==== Materials provided ====

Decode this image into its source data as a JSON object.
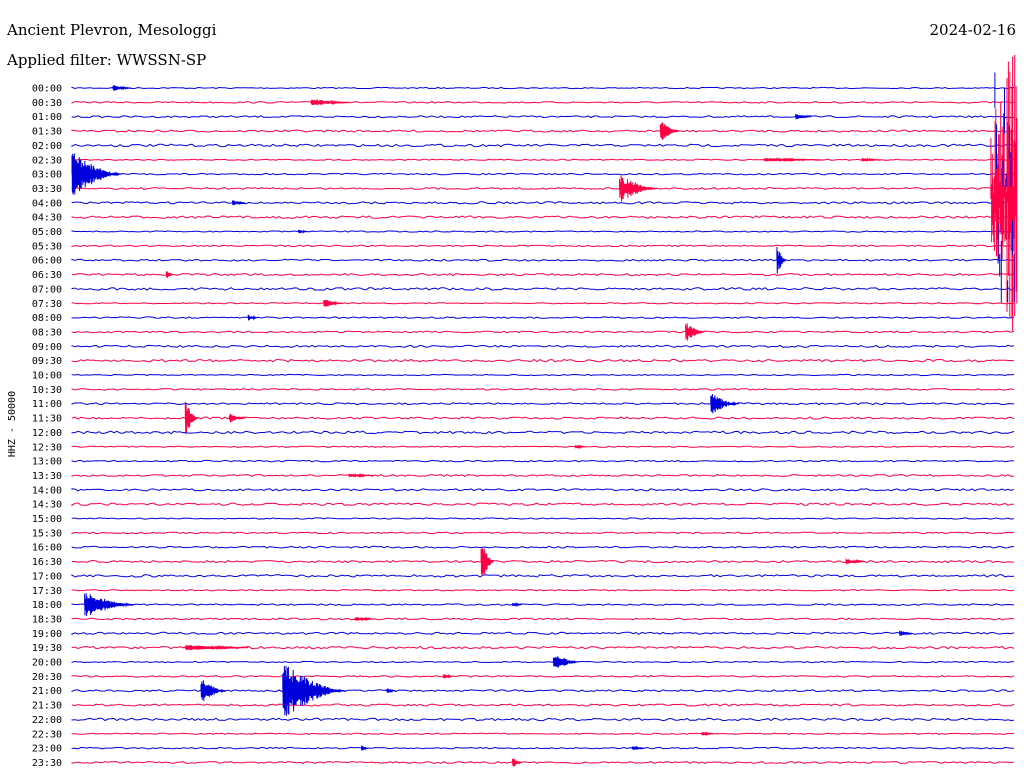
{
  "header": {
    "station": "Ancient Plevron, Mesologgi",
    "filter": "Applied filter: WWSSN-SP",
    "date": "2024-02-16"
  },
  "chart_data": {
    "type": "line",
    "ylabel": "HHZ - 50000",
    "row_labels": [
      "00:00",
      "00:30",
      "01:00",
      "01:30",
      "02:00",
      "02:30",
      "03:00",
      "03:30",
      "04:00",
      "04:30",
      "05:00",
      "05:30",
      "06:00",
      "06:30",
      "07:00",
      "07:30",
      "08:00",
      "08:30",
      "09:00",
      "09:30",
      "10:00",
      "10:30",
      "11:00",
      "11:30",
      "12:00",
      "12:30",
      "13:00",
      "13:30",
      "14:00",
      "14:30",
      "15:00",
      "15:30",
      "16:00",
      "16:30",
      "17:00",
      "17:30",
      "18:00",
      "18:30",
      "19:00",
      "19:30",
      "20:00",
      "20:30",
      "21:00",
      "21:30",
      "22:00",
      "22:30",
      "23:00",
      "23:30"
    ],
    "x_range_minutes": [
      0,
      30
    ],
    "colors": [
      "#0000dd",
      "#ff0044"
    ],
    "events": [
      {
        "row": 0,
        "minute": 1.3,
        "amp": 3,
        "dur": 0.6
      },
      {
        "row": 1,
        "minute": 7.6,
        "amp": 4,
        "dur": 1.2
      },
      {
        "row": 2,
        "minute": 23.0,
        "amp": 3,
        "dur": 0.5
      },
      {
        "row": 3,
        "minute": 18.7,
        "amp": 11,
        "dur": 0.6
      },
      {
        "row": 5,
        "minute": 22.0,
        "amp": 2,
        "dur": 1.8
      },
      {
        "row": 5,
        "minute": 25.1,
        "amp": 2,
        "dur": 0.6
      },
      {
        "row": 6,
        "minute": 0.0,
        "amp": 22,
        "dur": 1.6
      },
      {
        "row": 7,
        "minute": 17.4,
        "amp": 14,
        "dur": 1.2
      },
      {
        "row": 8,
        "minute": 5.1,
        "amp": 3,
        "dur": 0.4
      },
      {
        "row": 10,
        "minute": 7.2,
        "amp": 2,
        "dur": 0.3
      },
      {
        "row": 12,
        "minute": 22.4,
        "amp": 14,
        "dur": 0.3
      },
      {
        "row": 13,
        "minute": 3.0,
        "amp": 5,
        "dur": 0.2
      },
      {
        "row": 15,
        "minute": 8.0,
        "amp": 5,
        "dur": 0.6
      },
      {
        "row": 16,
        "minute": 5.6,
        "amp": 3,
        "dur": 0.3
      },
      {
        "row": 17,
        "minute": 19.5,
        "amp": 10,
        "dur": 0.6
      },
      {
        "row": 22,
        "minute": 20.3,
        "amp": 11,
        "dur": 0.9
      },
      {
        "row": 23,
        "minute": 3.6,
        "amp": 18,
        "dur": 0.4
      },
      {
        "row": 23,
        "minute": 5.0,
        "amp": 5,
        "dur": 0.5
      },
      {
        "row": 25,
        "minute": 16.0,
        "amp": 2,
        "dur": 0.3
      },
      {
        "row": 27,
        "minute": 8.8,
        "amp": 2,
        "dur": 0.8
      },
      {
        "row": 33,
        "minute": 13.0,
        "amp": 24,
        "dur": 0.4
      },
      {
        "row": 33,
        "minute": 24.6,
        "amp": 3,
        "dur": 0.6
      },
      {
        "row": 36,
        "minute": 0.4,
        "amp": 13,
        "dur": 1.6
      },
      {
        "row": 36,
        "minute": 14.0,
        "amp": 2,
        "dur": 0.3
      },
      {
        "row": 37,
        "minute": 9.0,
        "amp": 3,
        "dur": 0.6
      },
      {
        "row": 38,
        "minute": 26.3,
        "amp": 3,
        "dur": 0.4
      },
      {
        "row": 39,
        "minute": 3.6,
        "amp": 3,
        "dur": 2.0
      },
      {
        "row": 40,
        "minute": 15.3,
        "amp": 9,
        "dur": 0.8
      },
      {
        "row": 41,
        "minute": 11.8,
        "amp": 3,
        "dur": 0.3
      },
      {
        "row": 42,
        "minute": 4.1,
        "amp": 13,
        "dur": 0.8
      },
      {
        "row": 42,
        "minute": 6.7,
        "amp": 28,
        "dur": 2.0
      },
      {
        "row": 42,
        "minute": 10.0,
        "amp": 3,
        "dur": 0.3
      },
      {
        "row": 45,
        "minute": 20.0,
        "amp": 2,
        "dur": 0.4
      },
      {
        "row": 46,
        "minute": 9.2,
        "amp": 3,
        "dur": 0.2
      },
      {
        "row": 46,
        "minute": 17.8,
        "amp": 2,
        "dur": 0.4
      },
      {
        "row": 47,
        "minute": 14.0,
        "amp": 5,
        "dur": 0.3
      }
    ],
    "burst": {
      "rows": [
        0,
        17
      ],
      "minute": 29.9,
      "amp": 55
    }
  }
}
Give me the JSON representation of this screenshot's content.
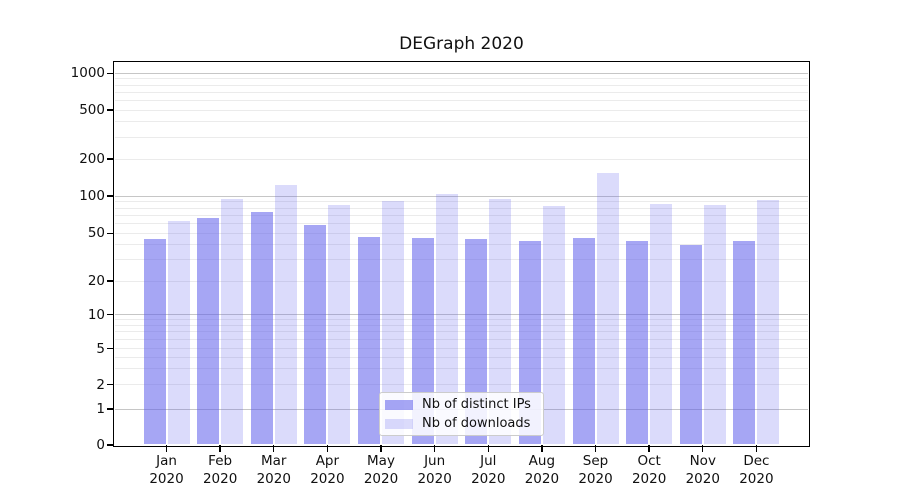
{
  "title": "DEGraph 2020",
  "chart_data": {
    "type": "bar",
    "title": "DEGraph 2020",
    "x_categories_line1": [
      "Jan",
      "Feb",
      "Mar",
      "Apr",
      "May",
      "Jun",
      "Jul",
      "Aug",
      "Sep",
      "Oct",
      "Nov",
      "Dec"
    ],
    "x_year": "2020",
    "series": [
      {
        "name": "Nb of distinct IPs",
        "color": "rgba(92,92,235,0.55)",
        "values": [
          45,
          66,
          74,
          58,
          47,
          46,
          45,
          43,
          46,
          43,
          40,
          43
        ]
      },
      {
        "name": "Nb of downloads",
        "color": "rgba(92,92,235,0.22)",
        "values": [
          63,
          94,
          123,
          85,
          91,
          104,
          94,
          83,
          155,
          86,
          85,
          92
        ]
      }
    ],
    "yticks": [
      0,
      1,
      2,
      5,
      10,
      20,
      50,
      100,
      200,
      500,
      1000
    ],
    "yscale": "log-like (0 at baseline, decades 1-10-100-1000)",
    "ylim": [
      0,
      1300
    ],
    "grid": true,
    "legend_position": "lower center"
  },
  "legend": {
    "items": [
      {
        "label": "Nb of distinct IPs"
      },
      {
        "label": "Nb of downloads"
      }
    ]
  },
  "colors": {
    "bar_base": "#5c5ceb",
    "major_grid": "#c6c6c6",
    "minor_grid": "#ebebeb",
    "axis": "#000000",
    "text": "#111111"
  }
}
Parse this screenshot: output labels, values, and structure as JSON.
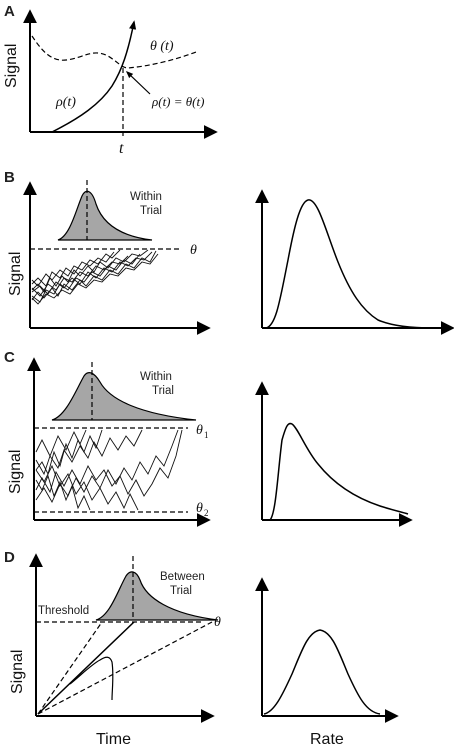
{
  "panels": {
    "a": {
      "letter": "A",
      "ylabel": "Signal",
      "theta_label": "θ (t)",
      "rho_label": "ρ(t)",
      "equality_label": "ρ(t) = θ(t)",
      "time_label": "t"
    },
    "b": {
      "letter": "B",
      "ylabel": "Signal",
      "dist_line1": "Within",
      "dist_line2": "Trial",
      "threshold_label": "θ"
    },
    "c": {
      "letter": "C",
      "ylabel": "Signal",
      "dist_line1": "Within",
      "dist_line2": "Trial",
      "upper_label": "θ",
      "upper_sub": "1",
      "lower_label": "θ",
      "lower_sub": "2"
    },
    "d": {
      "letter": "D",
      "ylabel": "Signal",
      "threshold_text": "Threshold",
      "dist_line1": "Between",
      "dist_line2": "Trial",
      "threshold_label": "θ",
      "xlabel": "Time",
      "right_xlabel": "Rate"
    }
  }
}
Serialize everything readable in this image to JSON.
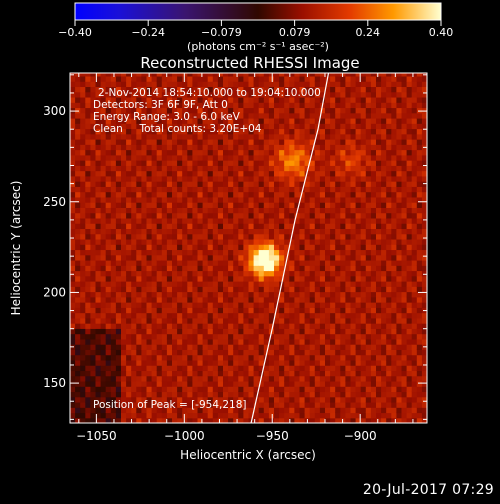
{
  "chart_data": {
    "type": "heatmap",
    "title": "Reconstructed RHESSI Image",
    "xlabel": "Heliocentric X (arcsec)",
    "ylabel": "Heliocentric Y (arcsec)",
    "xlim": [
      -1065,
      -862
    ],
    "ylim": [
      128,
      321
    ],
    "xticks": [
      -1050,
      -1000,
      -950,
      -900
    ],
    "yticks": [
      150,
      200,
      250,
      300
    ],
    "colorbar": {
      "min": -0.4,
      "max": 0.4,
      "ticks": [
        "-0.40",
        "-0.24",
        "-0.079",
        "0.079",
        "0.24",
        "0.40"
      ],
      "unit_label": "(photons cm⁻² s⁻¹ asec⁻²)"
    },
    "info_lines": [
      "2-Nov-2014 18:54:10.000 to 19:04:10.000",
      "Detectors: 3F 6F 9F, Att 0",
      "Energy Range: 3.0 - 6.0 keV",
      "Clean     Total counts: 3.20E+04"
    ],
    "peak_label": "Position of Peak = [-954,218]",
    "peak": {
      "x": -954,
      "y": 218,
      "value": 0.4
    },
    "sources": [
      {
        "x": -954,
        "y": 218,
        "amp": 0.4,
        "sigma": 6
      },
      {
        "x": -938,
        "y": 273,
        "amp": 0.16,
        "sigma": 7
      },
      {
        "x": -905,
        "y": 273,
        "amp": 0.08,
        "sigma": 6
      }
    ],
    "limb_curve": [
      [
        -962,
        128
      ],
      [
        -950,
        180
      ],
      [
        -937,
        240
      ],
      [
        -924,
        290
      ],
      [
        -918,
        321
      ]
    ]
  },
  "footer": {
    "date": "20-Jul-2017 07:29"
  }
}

====

:: Set task ::
Output only these lines, word for word: the line containing "Serialize everything readable" and every line after it through the last line of the data. Omit the pictures.

:: Reply ::
Serialize everything readable in this image to JSON.
{
  "chart_data": {
    "type": "heatmap",
    "title": "Reconstructed RHESSI Image",
    "xlabel": "Heliocentric X (arcsec)",
    "ylabel": "Heliocentric Y (arcsec)",
    "xlim": [
      -1065,
      -862
    ],
    "ylim": [
      128,
      321
    ],
    "xticks": [
      -1050,
      -1000,
      -950,
      -900
    ],
    "yticks": [
      150,
      200,
      250,
      300
    ],
    "colorbar": {
      "min": -0.4,
      "max": 0.4,
      "ticks": [
        "-0.40",
        "-0.24",
        "-0.079",
        "0.079",
        "0.24",
        "0.40"
      ],
      "unit_label": "(photons cm⁻² s⁻¹ asec⁻²)"
    },
    "info_lines": [
      "2-Nov-2014 18:54:10.000 to 19:04:10.000",
      "Detectors: 3F 6F 9F, Att 0",
      "Energy Range: 3.0 - 6.0 keV",
      "Clean     Total counts: 3.20E+04"
    ],
    "peak_label": "Position of Peak = [-954,218]",
    "peak": {
      "x": -954,
      "y": 218,
      "value": 0.4
    },
    "sources": [
      {
        "x": -954,
        "y": 218,
        "amp": 0.4,
        "sigma": 6
      },
      {
        "x": -938,
        "y": 273,
        "amp": 0.16,
        "sigma": 7
      },
      {
        "x": -905,
        "y": 273,
        "amp": 0.08,
        "sigma": 6
      }
    ],
    "limb_curve": [
      [
        -962,
        128
      ],
      [
        -950,
        180
      ],
      [
        -937,
        240
      ],
      [
        -924,
        290
      ],
      [
        -918,
        321
      ]
    ]
  },
  "footer": {
    "date": "20-Jul-2017 07:29"
  }
}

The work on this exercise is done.